• TO BE DONE:
In the following material, identify every line holding the string "Einschlafen" and return it.

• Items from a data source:
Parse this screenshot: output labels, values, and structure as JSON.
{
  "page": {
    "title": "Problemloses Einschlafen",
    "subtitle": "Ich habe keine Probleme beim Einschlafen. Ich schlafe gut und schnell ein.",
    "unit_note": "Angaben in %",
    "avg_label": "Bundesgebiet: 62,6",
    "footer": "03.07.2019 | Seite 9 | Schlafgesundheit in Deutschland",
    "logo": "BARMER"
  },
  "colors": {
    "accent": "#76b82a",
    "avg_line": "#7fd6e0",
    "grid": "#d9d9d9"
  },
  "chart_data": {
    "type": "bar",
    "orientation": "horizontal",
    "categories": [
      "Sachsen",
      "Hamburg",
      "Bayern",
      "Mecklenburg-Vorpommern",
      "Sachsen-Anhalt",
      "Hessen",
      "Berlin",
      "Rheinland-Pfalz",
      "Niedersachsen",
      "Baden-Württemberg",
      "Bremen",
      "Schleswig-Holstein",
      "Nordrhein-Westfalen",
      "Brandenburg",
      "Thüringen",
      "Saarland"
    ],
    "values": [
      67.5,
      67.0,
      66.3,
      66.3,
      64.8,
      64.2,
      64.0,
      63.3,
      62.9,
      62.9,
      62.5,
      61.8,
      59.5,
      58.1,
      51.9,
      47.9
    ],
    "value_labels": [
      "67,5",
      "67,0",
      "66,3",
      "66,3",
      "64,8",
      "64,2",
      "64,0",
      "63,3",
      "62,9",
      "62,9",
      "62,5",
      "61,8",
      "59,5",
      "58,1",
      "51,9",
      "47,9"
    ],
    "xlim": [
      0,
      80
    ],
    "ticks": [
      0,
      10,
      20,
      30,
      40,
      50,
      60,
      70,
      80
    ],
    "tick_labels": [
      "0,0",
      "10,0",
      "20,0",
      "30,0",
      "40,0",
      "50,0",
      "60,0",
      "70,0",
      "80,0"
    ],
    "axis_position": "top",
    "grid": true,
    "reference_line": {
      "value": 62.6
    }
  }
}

• SOLUTION TO THIS EXERCISE:
    "title": "Problemloses Einschlafen",
    "subtitle": "Ich habe keine Probleme beim Einschlafen. Ich schlafe gut und schnell ein.",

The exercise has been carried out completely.